**Stated problem**
Set down every record once more, exactly as given.

**Records for processing**
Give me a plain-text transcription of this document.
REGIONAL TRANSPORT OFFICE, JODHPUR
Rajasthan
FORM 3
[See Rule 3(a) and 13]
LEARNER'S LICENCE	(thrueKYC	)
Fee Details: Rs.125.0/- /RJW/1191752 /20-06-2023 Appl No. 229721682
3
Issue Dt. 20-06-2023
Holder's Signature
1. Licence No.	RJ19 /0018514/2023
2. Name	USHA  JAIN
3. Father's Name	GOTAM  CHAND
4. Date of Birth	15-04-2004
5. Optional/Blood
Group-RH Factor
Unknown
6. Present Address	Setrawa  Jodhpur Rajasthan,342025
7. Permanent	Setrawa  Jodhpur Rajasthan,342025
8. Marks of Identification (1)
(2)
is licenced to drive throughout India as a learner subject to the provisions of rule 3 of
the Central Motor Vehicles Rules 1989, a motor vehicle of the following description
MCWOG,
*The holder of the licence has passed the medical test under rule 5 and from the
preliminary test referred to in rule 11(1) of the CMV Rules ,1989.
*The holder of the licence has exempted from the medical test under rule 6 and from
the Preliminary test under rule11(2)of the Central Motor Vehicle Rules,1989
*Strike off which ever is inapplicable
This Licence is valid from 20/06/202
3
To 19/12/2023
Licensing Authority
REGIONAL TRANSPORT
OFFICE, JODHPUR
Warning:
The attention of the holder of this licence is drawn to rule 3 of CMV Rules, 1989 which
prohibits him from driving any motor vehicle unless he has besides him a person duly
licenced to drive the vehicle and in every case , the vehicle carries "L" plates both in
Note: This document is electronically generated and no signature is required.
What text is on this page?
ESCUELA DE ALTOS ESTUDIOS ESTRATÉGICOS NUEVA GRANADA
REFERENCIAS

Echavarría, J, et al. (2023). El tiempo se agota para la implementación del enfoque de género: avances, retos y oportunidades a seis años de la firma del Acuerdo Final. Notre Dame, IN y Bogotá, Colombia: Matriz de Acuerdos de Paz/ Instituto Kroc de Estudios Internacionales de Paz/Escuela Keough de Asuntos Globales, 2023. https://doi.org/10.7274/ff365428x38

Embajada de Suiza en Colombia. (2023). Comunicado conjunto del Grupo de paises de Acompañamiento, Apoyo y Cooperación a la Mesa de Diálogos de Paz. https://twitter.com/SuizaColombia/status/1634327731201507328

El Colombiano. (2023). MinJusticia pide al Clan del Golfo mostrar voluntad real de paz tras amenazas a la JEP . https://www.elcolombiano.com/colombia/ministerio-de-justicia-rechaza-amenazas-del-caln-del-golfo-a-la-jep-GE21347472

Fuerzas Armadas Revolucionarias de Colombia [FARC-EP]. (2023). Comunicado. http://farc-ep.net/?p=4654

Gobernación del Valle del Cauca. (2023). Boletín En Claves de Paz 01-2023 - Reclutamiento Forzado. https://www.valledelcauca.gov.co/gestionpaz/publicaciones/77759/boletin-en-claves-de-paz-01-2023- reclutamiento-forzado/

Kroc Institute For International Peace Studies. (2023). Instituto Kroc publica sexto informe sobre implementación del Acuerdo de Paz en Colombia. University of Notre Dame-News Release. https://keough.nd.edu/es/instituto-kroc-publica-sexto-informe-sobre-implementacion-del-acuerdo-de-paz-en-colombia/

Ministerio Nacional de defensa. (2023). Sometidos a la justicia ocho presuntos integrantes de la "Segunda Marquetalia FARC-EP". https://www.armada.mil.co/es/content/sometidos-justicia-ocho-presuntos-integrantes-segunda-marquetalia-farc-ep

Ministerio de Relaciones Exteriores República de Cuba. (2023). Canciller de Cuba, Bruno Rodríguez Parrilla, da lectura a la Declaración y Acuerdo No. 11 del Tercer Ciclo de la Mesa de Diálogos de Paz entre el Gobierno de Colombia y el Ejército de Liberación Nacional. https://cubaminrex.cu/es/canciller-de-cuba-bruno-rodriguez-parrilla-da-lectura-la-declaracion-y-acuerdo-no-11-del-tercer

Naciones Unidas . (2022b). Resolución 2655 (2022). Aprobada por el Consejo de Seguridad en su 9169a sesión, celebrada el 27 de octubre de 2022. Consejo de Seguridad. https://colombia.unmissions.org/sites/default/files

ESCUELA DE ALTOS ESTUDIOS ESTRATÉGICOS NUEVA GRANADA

**Result for this task**
Give me a plain-text transcription of this document.
REGIONAL TRANSPORT OFFICE, JODHPUR
Rajasthan
FORM 3
[See Rule 3(a) and 13]
LEARNER'S LICENCE	(thrueKYC	)
Fee Details: Rs.125.0/- /RJW/1191752 /20-06-2023 Appl No. 229721682
3
Issue Dt. 20-06-2023
Holder's Signature
1. Licence No.	RJ19 /0018514/2023
2. Name	USHA  JAIN
3. Father's Name	GOTAM  CHAND
4. Date of Birth	15-04-2004
5. Optional/Blood
Group-RH Factor
Unknown
6. Present Address	Setrawa  Jodhpur Rajasthan,342025
7. Permanent	Setrawa  Jodhpur Rajasthan,342025
8. Marks of Identification (1)
(2)
is licenced to drive throughout India as a learner subject to the provisions of rule 3 of
the Central Motor Vehicles Rules 1989, a motor vehicle of the following description
MCWOG,
*The holder of the licence has passed the medical test under rule 5 and from the
preliminary test referred to in rule 11(1) of the CMV Rules ,1989.
*The holder of the licence has exempted from the medical test under rule 6 and from
the Preliminary test under rule11(2)of the Central Motor Vehicle Rules,1989
*Strike off which ever is inapplicable
This Licence is valid from 20/06/202
3
To 19/12/2023
Licensing Authority
REGIONAL TRANSPORT
OFFICE, JODHPUR
Warning:
The attention of the holder of this licence is drawn to rule 3 of CMV Rules, 1989 which
prohibits him from driving any motor vehicle unless he has besides him a person duly
licenced to drive the vehicle and in every case , the vehicle carries "L" plates both in
Note: This document is electronically generated and no signature is required.
What text is on this page?
ESCUELA DE ALTOS ESTUDIOS ESTRATÉGICOS NUEVA GRANADA
REFERENCIAS

Echavarría, J, et al. (2023). El tiempo se agota para la implementación del enfoque de género: avances, retos y oportunidades a seis años de la firma del Acuerdo Final. Notre Dame, IN y Bogotá, Colombia: Matriz de Acuerdos de Paz/ Instituto Kroc de Estudios Internacionales de Paz/Escuela Keough de Asuntos Globales, 2023. https://doi.org/10.7274/ff365428x38

Embajada de Suiza en Colombia. (2023). Comunicado conjunto del Grupo de paises de Acompañamiento, Apoyo y Cooperación a la Mesa de Diálogos de Paz. https://twitter.com/SuizaColombia/status/1634327731201507328

El Colombiano. (2023). MinJusticia pide al Clan del Golfo mostrar voluntad real de paz tras amenazas a la JEP . https://www.elcolombiano.com/colombia/ministerio-de-justicia-rechaza-amenazas-del-caln-del-golfo-a-la-jep-GE21347472

Fuerzas Armadas Revolucionarias de Colombia [FARC-EP]. (2023). Comunicado. http://farc-ep.net/?p=4654

Gobernación del Valle del Cauca. (2023). Boletín En Claves de Paz 01-2023 - Reclutamiento Forzado. https://www.valledelcauca.gov.co/gestionpaz/publicaciones/77759/boletin-en-claves-de-paz-01-2023- reclutamiento-forzado/

Kroc Institute For International Peace Studies. (2023). Instituto Kroc publica sexto informe sobre implementación del Acuerdo de Paz en Colombia. University of Notre Dame-News Release. https://keough.nd.edu/es/instituto-kroc-publica-sexto-informe-sobre-implementacion-del-acuerdo-de-paz-en-colombia/

Ministerio Nacional de defensa. (2023). Sometidos a la justicia ocho presuntos integrantes de la "Segunda Marquetalia FARC-EP". https://www.armada.mil.co/es/content/sometidos-justicia-ocho-presuntos-integrantes-segunda-marquetalia-farc-ep

Ministerio de Relaciones Exteriores República de Cuba. (2023). Canciller de Cuba, Bruno Rodríguez Parrilla, da lectura a la Declaración y Acuerdo No. 11 del Tercer Ciclo de la Mesa de Diálogos de Paz entre el Gobierno de Colombia y el Ejército de Liberación Nacional. https://cubaminrex.cu/es/canciller-de-cuba-bruno-rodriguez-parrilla-da-lectura-la-declaracion-y-acuerdo-no-11-del-tercer

Naciones Unidas . (2022b). Resolución 2655 (2022). Aprobada por el Consejo de Seguridad en su 9169a sesión, celebrada el 27 de octubre de 2022. Consejo de Seguridad. https://colombia.unmissions.org/sites/default/files

ESCUELA DE ALTOS ESTUDIOS ESTRATÉGICOS NUEVA GRANADA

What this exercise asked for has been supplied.